# [WHAT IS REQUIRED]
Scan the records for the string "Francisco"; copy each line where it occurs.

# [SOURCE DATA]
========================

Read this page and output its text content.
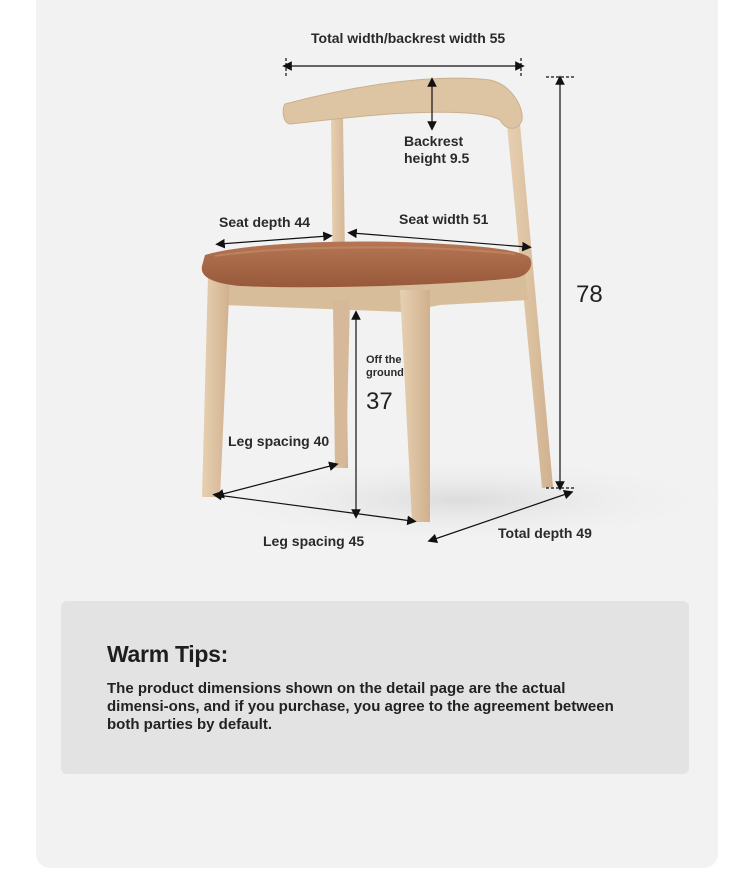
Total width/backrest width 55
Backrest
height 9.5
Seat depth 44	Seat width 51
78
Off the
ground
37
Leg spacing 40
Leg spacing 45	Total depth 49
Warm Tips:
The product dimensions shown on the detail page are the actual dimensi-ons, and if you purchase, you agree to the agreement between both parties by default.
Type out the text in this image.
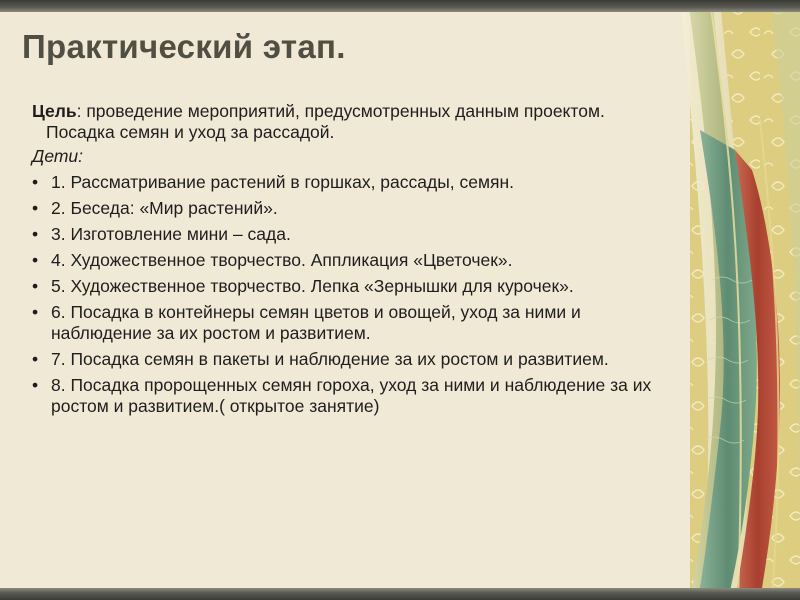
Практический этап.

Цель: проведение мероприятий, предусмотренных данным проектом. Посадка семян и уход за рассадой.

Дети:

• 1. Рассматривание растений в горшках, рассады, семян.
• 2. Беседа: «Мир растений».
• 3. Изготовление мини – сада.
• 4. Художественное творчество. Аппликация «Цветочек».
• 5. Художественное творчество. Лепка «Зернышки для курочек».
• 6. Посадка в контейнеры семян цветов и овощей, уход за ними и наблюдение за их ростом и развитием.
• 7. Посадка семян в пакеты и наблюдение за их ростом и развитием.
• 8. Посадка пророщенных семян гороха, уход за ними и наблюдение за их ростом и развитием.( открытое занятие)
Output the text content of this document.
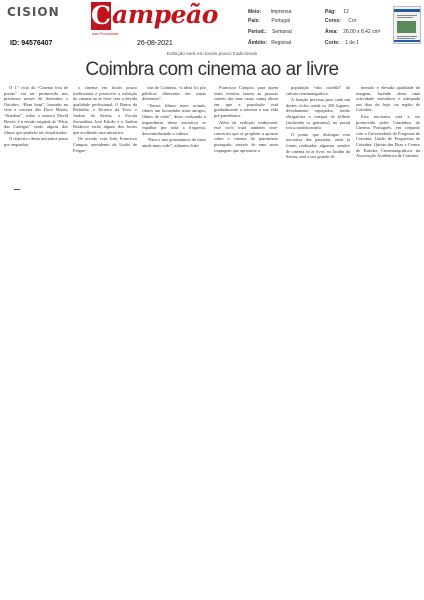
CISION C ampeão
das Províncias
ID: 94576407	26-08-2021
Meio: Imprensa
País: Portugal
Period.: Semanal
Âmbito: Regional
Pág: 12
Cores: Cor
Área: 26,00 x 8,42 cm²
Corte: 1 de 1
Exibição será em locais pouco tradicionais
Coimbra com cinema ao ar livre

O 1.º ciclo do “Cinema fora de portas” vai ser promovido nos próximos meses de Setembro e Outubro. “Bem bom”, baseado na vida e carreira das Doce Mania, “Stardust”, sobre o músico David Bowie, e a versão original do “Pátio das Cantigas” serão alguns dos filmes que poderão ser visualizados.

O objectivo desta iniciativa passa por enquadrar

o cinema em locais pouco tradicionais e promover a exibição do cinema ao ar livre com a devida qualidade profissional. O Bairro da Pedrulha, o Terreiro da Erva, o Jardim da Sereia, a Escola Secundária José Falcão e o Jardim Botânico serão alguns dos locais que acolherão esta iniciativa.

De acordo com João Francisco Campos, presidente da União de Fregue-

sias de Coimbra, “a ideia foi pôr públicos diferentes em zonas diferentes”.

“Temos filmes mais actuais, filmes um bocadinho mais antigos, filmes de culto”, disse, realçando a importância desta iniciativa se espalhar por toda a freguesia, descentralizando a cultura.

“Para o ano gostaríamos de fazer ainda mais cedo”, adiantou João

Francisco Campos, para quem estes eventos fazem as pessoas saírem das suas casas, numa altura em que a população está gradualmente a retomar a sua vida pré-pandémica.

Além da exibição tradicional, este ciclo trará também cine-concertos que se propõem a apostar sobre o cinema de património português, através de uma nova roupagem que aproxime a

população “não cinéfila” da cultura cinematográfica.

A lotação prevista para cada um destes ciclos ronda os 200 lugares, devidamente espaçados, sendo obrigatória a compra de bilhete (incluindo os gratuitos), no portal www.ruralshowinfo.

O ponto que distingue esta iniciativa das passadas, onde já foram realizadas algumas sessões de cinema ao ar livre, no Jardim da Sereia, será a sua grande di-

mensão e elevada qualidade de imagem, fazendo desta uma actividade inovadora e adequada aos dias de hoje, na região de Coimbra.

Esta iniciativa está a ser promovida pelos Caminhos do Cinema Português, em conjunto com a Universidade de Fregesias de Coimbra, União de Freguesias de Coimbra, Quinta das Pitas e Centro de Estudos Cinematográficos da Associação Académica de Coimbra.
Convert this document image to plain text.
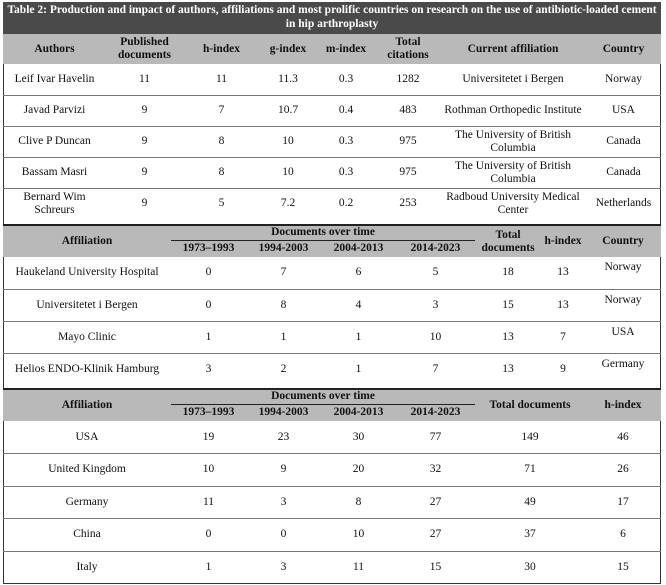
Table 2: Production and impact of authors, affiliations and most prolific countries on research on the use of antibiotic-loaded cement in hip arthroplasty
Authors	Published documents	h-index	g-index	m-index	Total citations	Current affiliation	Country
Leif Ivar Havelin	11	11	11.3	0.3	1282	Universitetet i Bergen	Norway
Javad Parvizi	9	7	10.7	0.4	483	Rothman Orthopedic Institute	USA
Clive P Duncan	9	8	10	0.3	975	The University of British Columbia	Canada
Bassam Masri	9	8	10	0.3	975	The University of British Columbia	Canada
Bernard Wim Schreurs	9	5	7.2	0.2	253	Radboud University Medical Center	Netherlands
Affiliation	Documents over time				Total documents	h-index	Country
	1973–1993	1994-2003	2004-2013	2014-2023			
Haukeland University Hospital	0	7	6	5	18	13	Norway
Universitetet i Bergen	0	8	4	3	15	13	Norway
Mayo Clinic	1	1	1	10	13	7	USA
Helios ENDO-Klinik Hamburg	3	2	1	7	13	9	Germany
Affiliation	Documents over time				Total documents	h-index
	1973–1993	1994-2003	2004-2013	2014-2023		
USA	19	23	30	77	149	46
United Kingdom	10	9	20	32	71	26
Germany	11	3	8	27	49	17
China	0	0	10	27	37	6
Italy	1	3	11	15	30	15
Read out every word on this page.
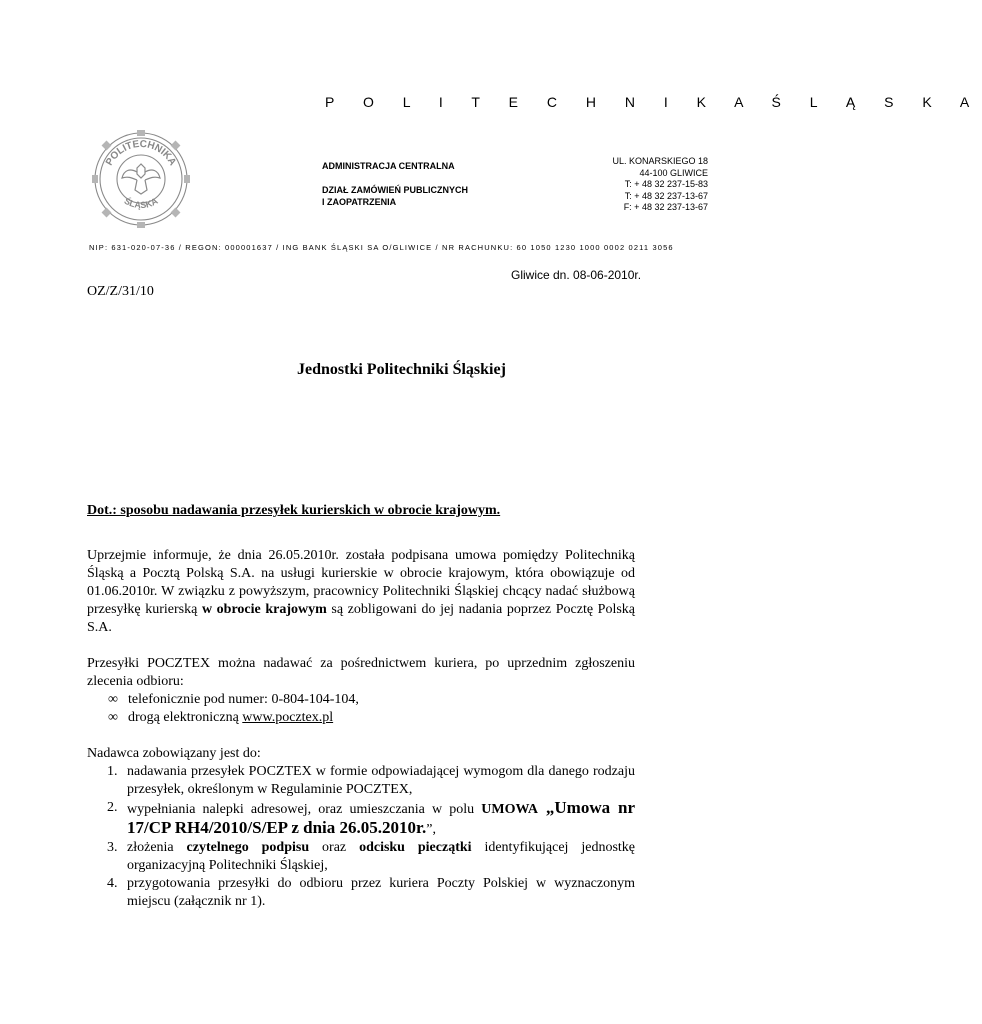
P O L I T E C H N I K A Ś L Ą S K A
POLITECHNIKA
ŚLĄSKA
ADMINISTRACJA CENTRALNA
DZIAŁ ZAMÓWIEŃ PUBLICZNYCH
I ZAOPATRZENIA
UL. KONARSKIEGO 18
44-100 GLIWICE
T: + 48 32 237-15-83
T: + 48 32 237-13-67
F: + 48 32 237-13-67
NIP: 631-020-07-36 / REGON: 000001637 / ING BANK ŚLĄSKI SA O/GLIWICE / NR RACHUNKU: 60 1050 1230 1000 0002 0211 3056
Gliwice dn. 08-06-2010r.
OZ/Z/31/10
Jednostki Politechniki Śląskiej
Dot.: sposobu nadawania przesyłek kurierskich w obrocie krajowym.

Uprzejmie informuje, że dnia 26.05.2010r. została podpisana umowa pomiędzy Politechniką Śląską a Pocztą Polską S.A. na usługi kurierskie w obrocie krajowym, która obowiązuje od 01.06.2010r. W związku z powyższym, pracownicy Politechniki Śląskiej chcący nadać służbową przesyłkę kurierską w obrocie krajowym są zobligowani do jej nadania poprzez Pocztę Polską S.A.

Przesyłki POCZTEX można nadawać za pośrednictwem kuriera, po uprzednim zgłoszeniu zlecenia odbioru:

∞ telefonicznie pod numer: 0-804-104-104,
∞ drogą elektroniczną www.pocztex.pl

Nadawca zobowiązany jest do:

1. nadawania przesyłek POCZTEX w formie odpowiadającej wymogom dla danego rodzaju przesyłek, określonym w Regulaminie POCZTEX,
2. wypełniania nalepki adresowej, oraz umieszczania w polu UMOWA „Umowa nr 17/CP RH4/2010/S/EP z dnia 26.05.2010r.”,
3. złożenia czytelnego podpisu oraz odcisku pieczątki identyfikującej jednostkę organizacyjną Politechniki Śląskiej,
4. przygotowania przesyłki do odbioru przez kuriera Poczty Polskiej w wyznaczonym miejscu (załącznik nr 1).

========================

# [TASK OUTPUT]
De acordo com João Francisco Campos, presidente da União de Fregue-
Francisco Campos, para quem estes eventos fazem as pessoas saírem das suas casas, numa altura em que a população está gradualmente a retomar a sua vida pré-pandémica.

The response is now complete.